──────── DONNÉES BRUTES ────────

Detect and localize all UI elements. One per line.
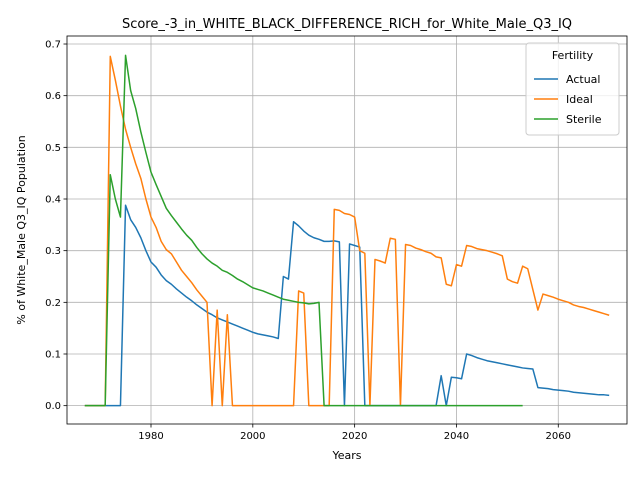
- x-tick-label: 2060: [546, 431, 571, 442]
- grid-lines: [67, 36, 627, 424]
- legend-items: Actual Ideal Sterile: [534, 73, 602, 126]
- series-line-sterile: [84, 54, 523, 407]
- x-axis-label: Years: [331, 449, 361, 462]
- legend-title: Fertility: [552, 49, 594, 62]
- x-tick-label: 2000: [240, 431, 265, 442]
- legend-label-ideal: Ideal: [566, 93, 593, 106]
- y-tick-label: 0.1: [45, 349, 61, 360]
- y-axis-ticks: 0.0 0.1 0.2 0.3 0.4 0.5 0.6 0.7: [45, 40, 67, 412]
- x-axis-ticks: 1980 2000 2020 2040 2060: [138, 424, 571, 442]
- legend-box: [525, 42, 620, 136]
- chart-title: Score_-3_in_WHITE_BLACK_DIFFERENCE_RICH_…: [122, 17, 572, 32]
- y-tick-label: 0.2: [45, 298, 61, 309]
- x-tick-label: 2020: [342, 431, 367, 442]
- y-tick-label: 0.5: [45, 143, 61, 154]
- legend-label-sterile: Sterile: [566, 113, 602, 126]
- x-tick-label: 2040: [444, 431, 469, 442]
- y-tick-label: 0.0: [45, 401, 61, 412]
- y-tick-label: 0.7: [45, 40, 61, 51]
- legend: Fertility Actual Ideal Sterile: [525, 42, 620, 136]
- y-tick-label: 0.6: [45, 91, 61, 102]
- x-tick-label: 1980: [138, 431, 163, 442]
- series-line-ideal: [84, 55, 610, 407]
- series-line-actual: [84, 204, 610, 407]
- y-tick-label: 0.4: [45, 195, 61, 206]
- series-lines: [84, 54, 610, 407]
- y-tick-label: 0.3: [45, 246, 61, 257]
- legend-label-actual: Actual: [566, 73, 600, 86]
- plot-frame: [66, 35, 628, 425]
- y-axis-label: % of White_Male Q3_IQ Population: [15, 135, 28, 324]
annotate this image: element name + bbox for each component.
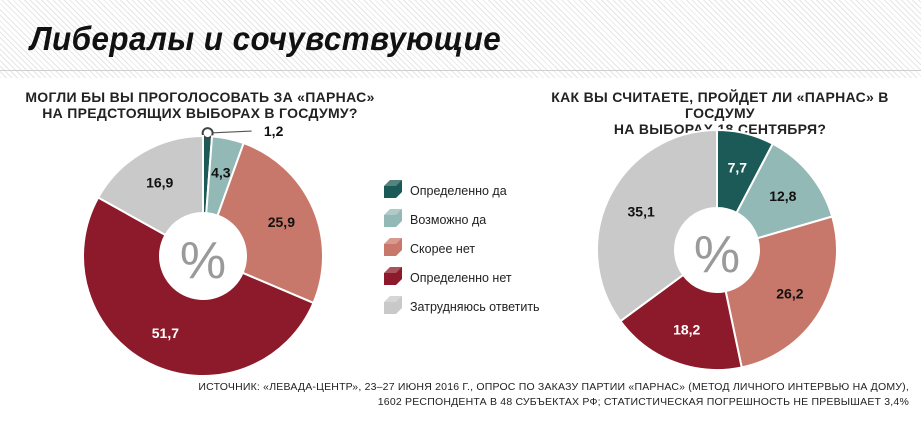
chart-1-center-percent-symbol: % bbox=[180, 232, 226, 290]
legend-label: Возможно да bbox=[410, 213, 487, 227]
chart-2-slice-4 bbox=[618, 273, 743, 371]
chart-1-callout-line bbox=[207, 130, 252, 134]
legend-swatch-icon bbox=[384, 209, 402, 227]
chart-1-callout-marker bbox=[201, 127, 214, 140]
chart-2-slice-3 bbox=[724, 215, 838, 369]
legend-label: Определенно да bbox=[410, 184, 507, 198]
chart-1-slice-4 bbox=[82, 196, 315, 377]
source-note: ИСТОЧНИК: «ЛЕВАДА-ЦЕНТР», 23–27 ИЮНЯ 201… bbox=[149, 380, 909, 410]
chart-1-question: МОГЛИ БЫ ВЫ ПРОГОЛОСОВАТЬ ЗА «ПАРНАС» НА… bbox=[20, 89, 380, 121]
chart-2-data-label-2: 12,8 bbox=[769, 188, 796, 204]
chart-1-data-label-2: 4,3 bbox=[211, 164, 231, 180]
header-hatch-background bbox=[0, 0, 921, 78]
chart-2-question: КАК ВЫ СЧИТАЕТЕ, ПРОЙДЕТ ЛИ «ПАРНАС» В Г… bbox=[520, 89, 920, 137]
legend-swatch-icon bbox=[384, 238, 402, 256]
source-line-1: ИСТОЧНИК: «ЛЕВАДА-ЦЕНТР», 23–27 ИЮНЯ 201… bbox=[198, 381, 909, 393]
legend-swatch-icon bbox=[384, 180, 402, 198]
chart-2-data-label-4: 18,2 bbox=[673, 321, 700, 337]
legend-swatch-icon bbox=[384, 296, 402, 314]
legend-label: Скорее нет bbox=[410, 242, 476, 256]
chart-2-center-percent-symbol: % bbox=[694, 226, 740, 284]
donut-chart-2: 7,7 12,8 26,2 18,2 35,1% bbox=[596, 128, 838, 371]
chart-2-question-line-2: НА ВЫБОРАХ 18 СЕНТЯБРЯ? bbox=[613, 121, 827, 137]
legend-item: Определенно нет bbox=[384, 267, 584, 296]
chart-2-question-line-1: КАК ВЫ СЧИТАЕТЕ, ПРОЙДЕТ ЛИ «ПАРНАС» В Г… bbox=[551, 89, 889, 121]
legend-swatch-icon bbox=[384, 267, 402, 285]
chart-2-data-label-3: 26,2 bbox=[776, 286, 803, 302]
legend-item: Возможно да bbox=[384, 209, 584, 238]
page-title: Либералы и сочувствующие bbox=[30, 20, 502, 57]
chart-1-data-label-4: 51,7 bbox=[152, 325, 179, 341]
chart-1-question-line-2: НА ПРЕДСТОЯЩИХ ВЫБОРАХ В ГОСДУМУ? bbox=[42, 105, 358, 121]
chart-1-question-line-1: МОГЛИ БЫ ВЫ ПРОГОЛОСОВАТЬ ЗА «ПАРНАС» bbox=[25, 89, 375, 105]
source-line-2: 1602 РЕСПОНДЕНТА В 48 СУБЪЕКТАХ РФ; СТАТ… bbox=[377, 396, 909, 408]
legend-item: Затрудняюсь ответить bbox=[384, 296, 584, 325]
legend-item: Определенно да bbox=[384, 180, 584, 209]
chart-1-data-label-1: 1,2 bbox=[264, 123, 284, 139]
donut-chart-1: 1,2 4,3 25,9 51,7 16,9% bbox=[82, 123, 324, 377]
legend: Определенно да Возможно да Скорее нет Оп… bbox=[384, 180, 584, 325]
chart-1-slice-5 bbox=[96, 134, 204, 237]
legend-item: Скорее нет bbox=[384, 238, 584, 267]
chart-2-slice-5 bbox=[596, 128, 718, 323]
header-divider bbox=[0, 70, 921, 71]
chart-1-slice-3 bbox=[216, 141, 324, 305]
legend-label: Затрудняюсь ответить bbox=[410, 300, 540, 314]
chart-2-data-label-1: 7,7 bbox=[728, 159, 748, 175]
chart-2-data-label-5: 35,1 bbox=[628, 204, 655, 220]
chart-1-data-label-3: 25,9 bbox=[268, 214, 295, 230]
legend-label: Определенно нет bbox=[410, 271, 512, 285]
chart-1-data-label-5: 16,9 bbox=[146, 174, 173, 190]
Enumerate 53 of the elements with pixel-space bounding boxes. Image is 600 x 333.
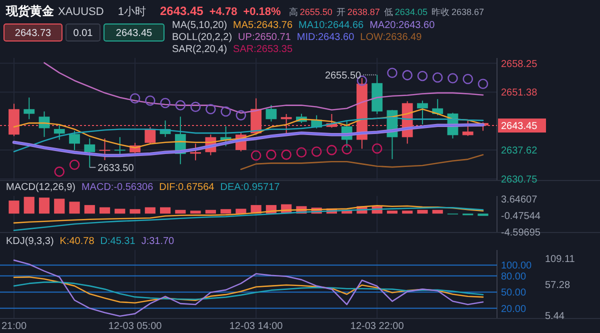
text: +4.78	[209, 6, 238, 18]
y-tick-label: 100.00	[501, 260, 532, 272]
chart-title: 现货黄金	[5, 4, 55, 18]
text: 2634.05	[394, 7, 428, 17]
series-label: MACD:-0.56306	[81, 182, 154, 193]
y-tick-label: 80.00	[501, 271, 526, 282]
text: 昨收	[431, 7, 450, 17]
y-tick-label: 2658.25	[501, 58, 538, 70]
y-tick-label: 2651.38	[501, 88, 538, 99]
text: MA(5,10,20)	[172, 20, 228, 31]
text: LOW:2636.49	[360, 32, 422, 43]
y-tick-label: 3.64607	[501, 194, 538, 206]
ref-line-label: 2643.45	[501, 121, 538, 132]
text: 2638.87	[347, 7, 380, 17]
y-tick-label: 2637.62	[501, 146, 538, 157]
y-tick-label: 2630.75	[501, 174, 538, 186]
text: MID:2643.60	[296, 32, 355, 43]
text: 低	[384, 7, 393, 17]
x-tick-label: 21:00	[1, 321, 27, 332]
text: 2638.67	[451, 7, 484, 17]
annotation: 2633.50	[98, 162, 134, 174]
text: SAR(2,20,4)	[172, 44, 228, 55]
text: 2655.50	[300, 7, 332, 17]
y-tick-label: 20.00	[501, 304, 526, 315]
text: 5.44	[545, 311, 565, 322]
chart-subtitle: XAUUSD	[58, 6, 104, 18]
y-tick-label: 50.00	[501, 288, 526, 299]
x-tick-label: 12-03 22:00	[350, 321, 404, 332]
chart-title: KDJ(9,3,3)	[6, 236, 54, 247]
x-tick-label: 12-03 05:00	[108, 321, 162, 332]
text: SAR:2653.35	[233, 44, 293, 55]
text: DEA:0.95717	[220, 182, 280, 193]
text: DIF:0.67564	[159, 182, 215, 193]
x-tick-label: 12-03 14:00	[229, 321, 284, 332]
y-tick-label: -4.59695	[501, 228, 541, 238]
text: BOLL(20,2,2)	[172, 32, 232, 43]
chart-title: MACD(12,26,9)	[6, 182, 76, 193]
text: 2643.45	[160, 4, 204, 18]
text: 高	[288, 7, 298, 17]
text: MA10:2644.66	[298, 20, 364, 31]
text: UP:2650.71	[238, 32, 292, 43]
text: MA20:2643.60	[370, 20, 436, 31]
annotation: 2655.50	[324, 70, 362, 82]
text: 109.11	[545, 254, 576, 265]
text: K:40.78	[60, 236, 95, 247]
text: +0.18%	[243, 6, 282, 18]
text: 1小时	[118, 5, 146, 18]
y-tick-label: -0.47544	[501, 211, 541, 222]
text: MA5:2643.76	[233, 20, 293, 31]
text: 57.28	[545, 280, 570, 291]
text: D:45.31	[100, 236, 136, 247]
text: J:31.70	[141, 236, 175, 247]
text: 开	[336, 7, 346, 17]
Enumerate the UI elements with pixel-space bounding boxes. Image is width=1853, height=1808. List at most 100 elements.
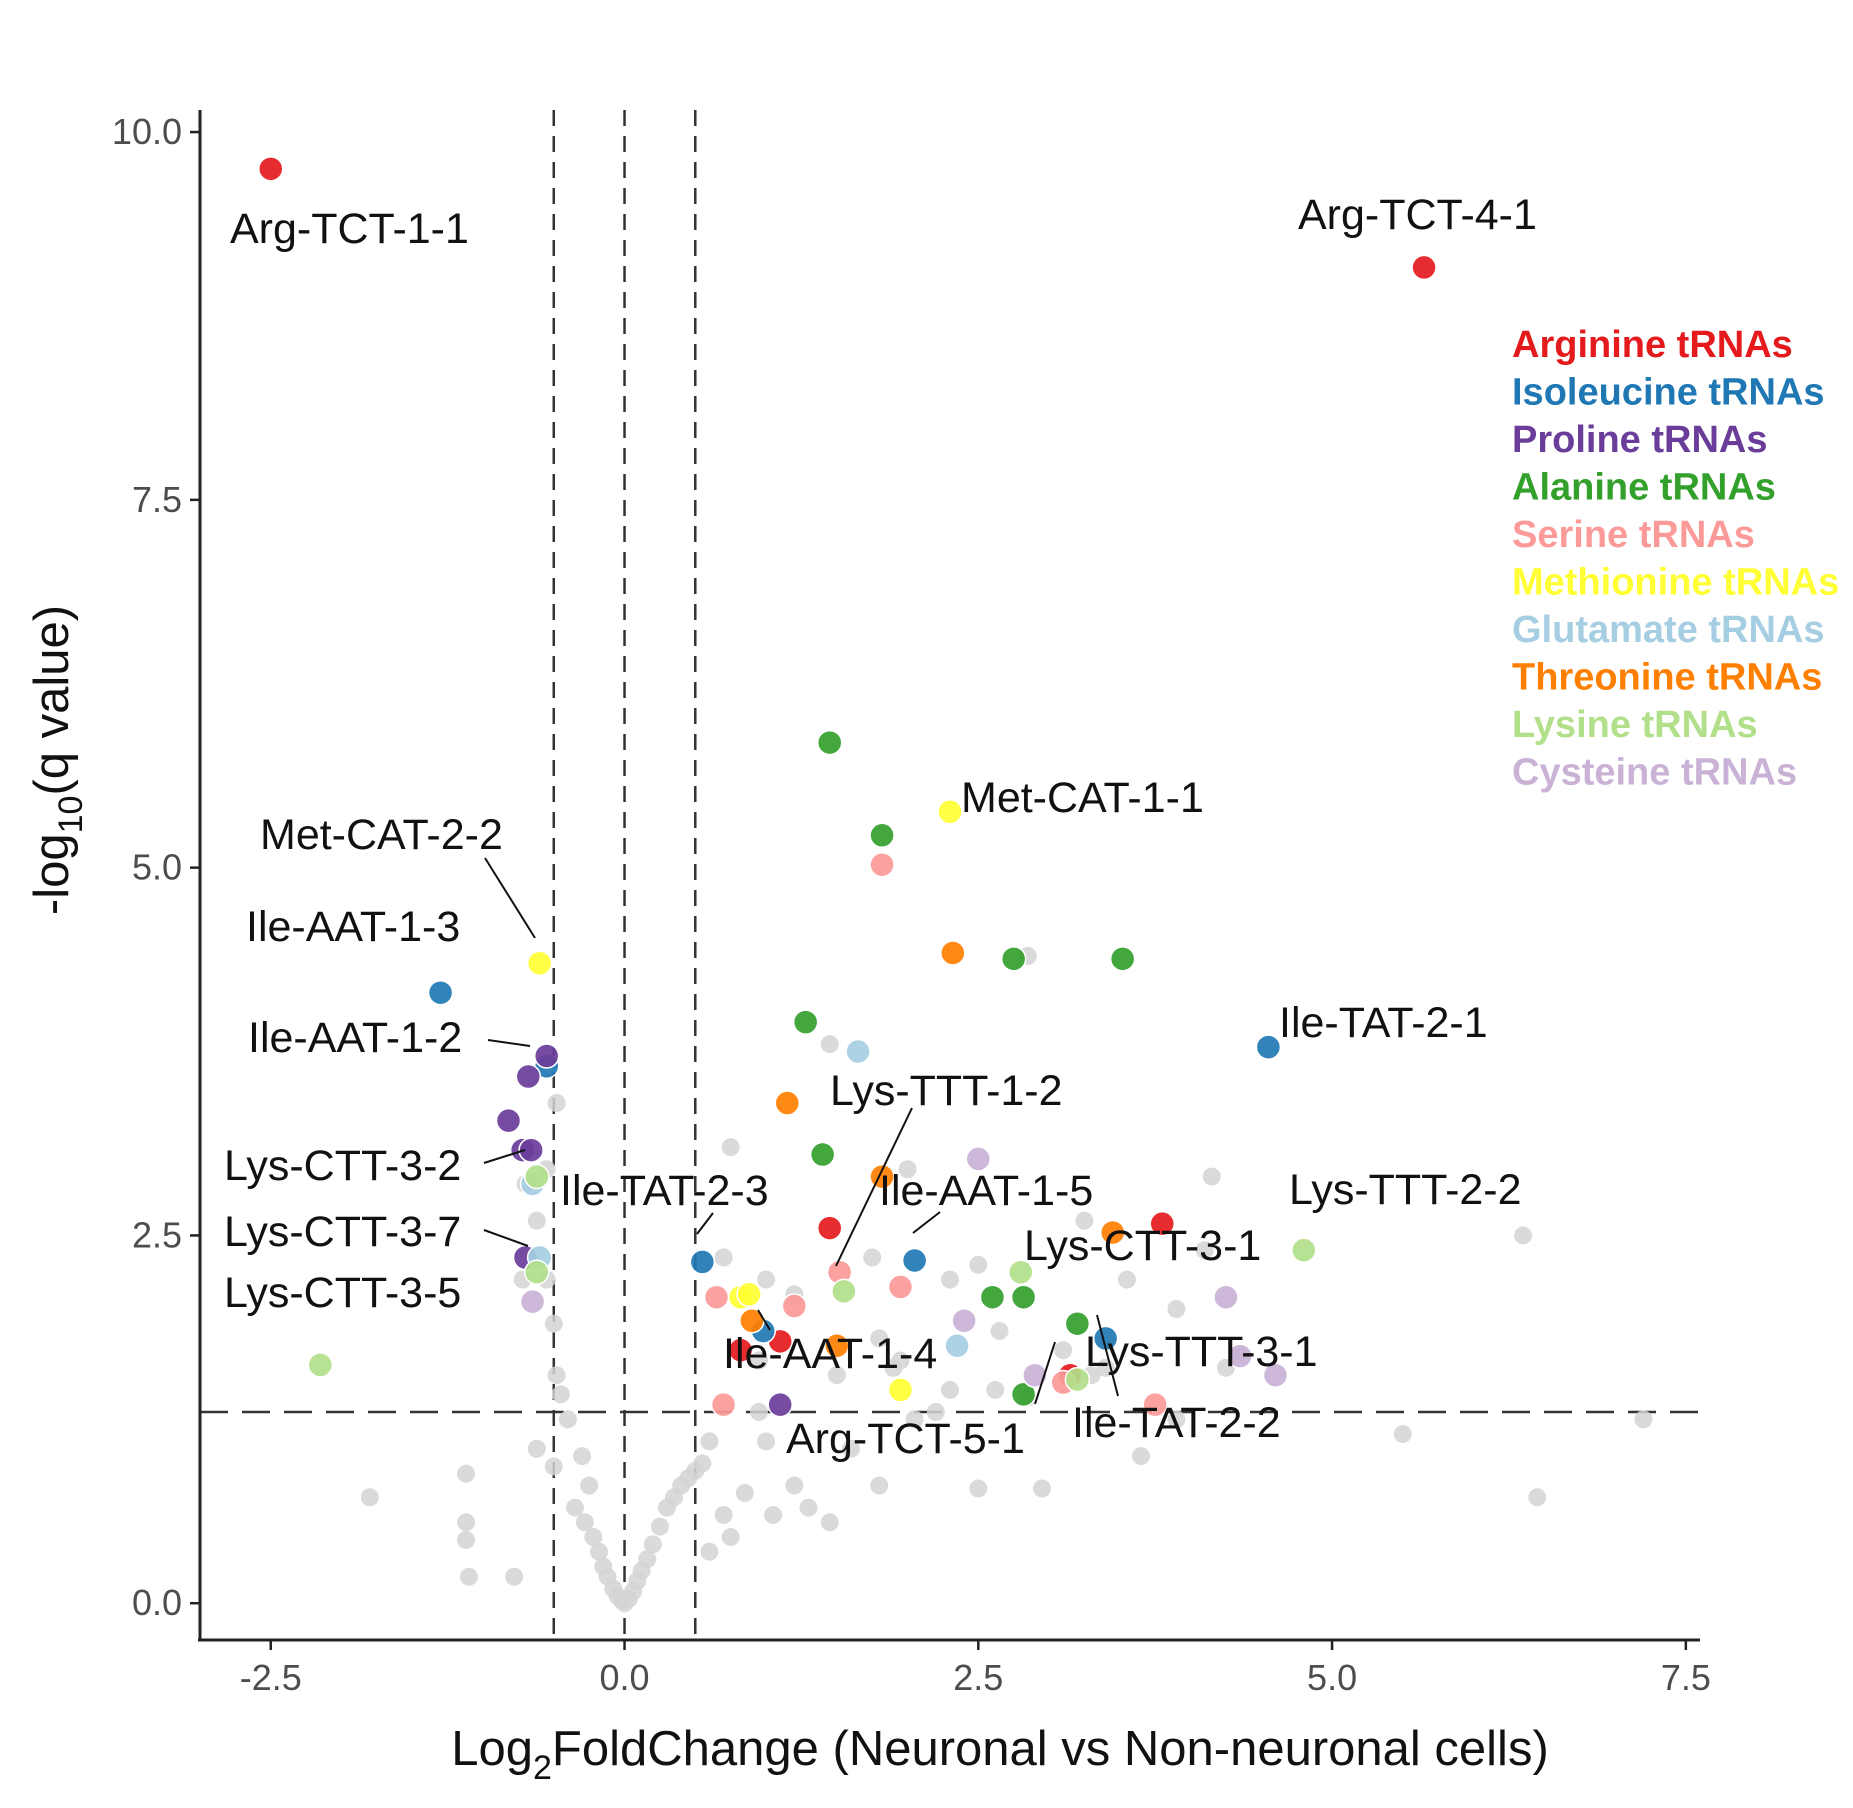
met-point bbox=[887, 1377, 914, 1403]
legend-item-ile: Isoleucine tRNAs bbox=[1512, 372, 1825, 414]
background-point bbox=[714, 1248, 733, 1267]
pro-point bbox=[533, 1043, 560, 1069]
ser-point bbox=[1142, 1391, 1168, 1418]
legend-item-met: Methionine tRNAs bbox=[1512, 562, 1839, 604]
annotation-label: Ile-AAT-1-5 bbox=[879, 1167, 1093, 1215]
cys-point bbox=[1227, 1343, 1253, 1369]
threshold-lines bbox=[200, 110, 1700, 1640]
background-point bbox=[870, 1476, 889, 1495]
ser-point bbox=[887, 1274, 914, 1300]
arg-point bbox=[1149, 1210, 1176, 1237]
ala-point bbox=[869, 822, 895, 849]
annotation-label: Arg-TCT-5-1 bbox=[786, 1415, 1025, 1463]
background-point bbox=[457, 1464, 476, 1483]
background-point bbox=[1117, 1270, 1136, 1289]
lys-point bbox=[831, 1278, 857, 1305]
pro-point bbox=[767, 1391, 793, 1418]
y-tick-label: 7.5 bbox=[132, 479, 182, 520]
annotation-label: Met-CAT-1-1 bbox=[961, 774, 1204, 822]
background-point bbox=[905, 1410, 924, 1429]
background-point bbox=[700, 1542, 719, 1561]
background-point bbox=[827, 1366, 846, 1385]
cys-point bbox=[1213, 1284, 1239, 1310]
x-tick-label: 5.0 bbox=[1307, 1657, 1357, 1698]
lys-point bbox=[1008, 1259, 1034, 1285]
leader-ile-tat-2-3 bbox=[696, 1212, 714, 1235]
background-point bbox=[757, 1270, 776, 1289]
met-point bbox=[736, 1281, 762, 1308]
lys-point bbox=[1064, 1366, 1091, 1393]
leader-lys-ttt-1-2 bbox=[835, 1107, 913, 1267]
ile-point bbox=[689, 1249, 716, 1275]
thr-point bbox=[824, 1333, 850, 1359]
background-point bbox=[1167, 1410, 1186, 1429]
ser-point bbox=[869, 851, 895, 878]
background-point bbox=[891, 1351, 910, 1370]
leader-ile-tat-2-2 bbox=[1096, 1314, 1119, 1397]
arg-point bbox=[1411, 254, 1437, 281]
background-point bbox=[1514, 1226, 1533, 1245]
background-point bbox=[590, 1542, 609, 1561]
leader-arg-tct-5-1 bbox=[1034, 1341, 1056, 1405]
background-point bbox=[820, 1035, 839, 1054]
background-point bbox=[360, 1488, 379, 1507]
ser-point bbox=[781, 1293, 808, 1319]
met-point bbox=[526, 950, 553, 977]
met-point bbox=[937, 798, 963, 825]
cys-point bbox=[1262, 1362, 1289, 1388]
background-point bbox=[735, 1483, 754, 1502]
legend-item-arg: Arginine tRNAs bbox=[1512, 324, 1793, 366]
arg-point bbox=[816, 1215, 843, 1241]
y-ticks: 0.0 2.5 5.0 7.5 10.0 bbox=[112, 111, 200, 1623]
background-point bbox=[986, 1380, 1005, 1399]
annotation-label: Lys-TTT-1-2 bbox=[830, 1067, 1063, 1115]
background-point bbox=[505, 1567, 524, 1586]
leader-lys-ctt-3-7 bbox=[483, 1229, 529, 1247]
background-point bbox=[870, 1329, 889, 1348]
lys-point bbox=[524, 1163, 550, 1190]
ile-point bbox=[427, 979, 454, 1006]
background-point bbox=[1054, 1341, 1073, 1360]
ala-point bbox=[816, 729, 843, 756]
background-point bbox=[686, 1461, 705, 1480]
ala-point bbox=[792, 1009, 819, 1035]
ala-point bbox=[1109, 946, 1136, 972]
background-point bbox=[566, 1498, 584, 1517]
arg-point bbox=[727, 1337, 754, 1363]
background-point bbox=[575, 1513, 594, 1532]
background-point bbox=[457, 1513, 476, 1532]
ala-point bbox=[1010, 1284, 1037, 1310]
annotation-label: Met-CAT-2-2 bbox=[260, 811, 503, 859]
background-point bbox=[700, 1432, 719, 1451]
background-point bbox=[721, 1528, 740, 1547]
thr-point bbox=[1099, 1219, 1126, 1246]
background-point bbox=[643, 1535, 662, 1554]
thr-point bbox=[940, 940, 966, 966]
y-axis-title: -log10(q value) bbox=[25, 605, 90, 915]
glu-point bbox=[944, 1333, 970, 1359]
background-point bbox=[638, 1550, 657, 1569]
background-point bbox=[1167, 1299, 1186, 1318]
y-tick-label: 10.0 bbox=[112, 111, 182, 152]
annotation-label: Arg-TCT-1-1 bbox=[230, 205, 469, 253]
annotation-leaders bbox=[483, 857, 1119, 1405]
background-point bbox=[749, 1351, 768, 1370]
legend-item-thr: Threonine tRNAs bbox=[1512, 657, 1822, 699]
annotation-label: Ile-TAT-2-3 bbox=[560, 1167, 769, 1215]
legend-item-ser: Serine tRNAs bbox=[1512, 514, 1755, 556]
background-point bbox=[527, 1439, 546, 1458]
cys-point bbox=[951, 1308, 977, 1334]
background-point bbox=[1393, 1425, 1412, 1444]
legend-item-cys: Cysteine tRNAs bbox=[1512, 752, 1797, 794]
x-tick-label: 2.5 bbox=[953, 1657, 1003, 1698]
background-point bbox=[785, 1476, 804, 1495]
background-point bbox=[544, 1457, 563, 1476]
ala-point bbox=[979, 1284, 1006, 1310]
legend: Arginine tRNAs Isoleucine tRNAs Proline tR… bbox=[1512, 324, 1839, 794]
background-point bbox=[1202, 1167, 1221, 1186]
x-tick-label: 7.5 bbox=[1661, 1657, 1711, 1698]
x-tick-label: 0.0 bbox=[600, 1657, 650, 1698]
cys-point bbox=[965, 1146, 992, 1172]
x-tick-label: -2.5 bbox=[240, 1657, 302, 1698]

────────

## OBJECTIF DE L'EXERCICE
Recopiez sans rien changer les lignes des données ci-dessus, depuis la ligne contenant « - x-tick-label: 2060: [546, 431, 571, 442] » jusqu'à la ligne contenant « - x-axis-label: Years: [331, 449, 361, 462] », celle-ci comprise.

## RÉPONSE ATTENDUE
- x-tick-label: 2060: [546, 431, 571, 442]
- grid-lines: [67, 36, 627, 424]
- legend-items: Actual Ideal Sterile: [534, 73, 602, 126]
- series-line-sterile: [84, 54, 523, 407]
- x-axis-label: Years: [331, 449, 361, 462]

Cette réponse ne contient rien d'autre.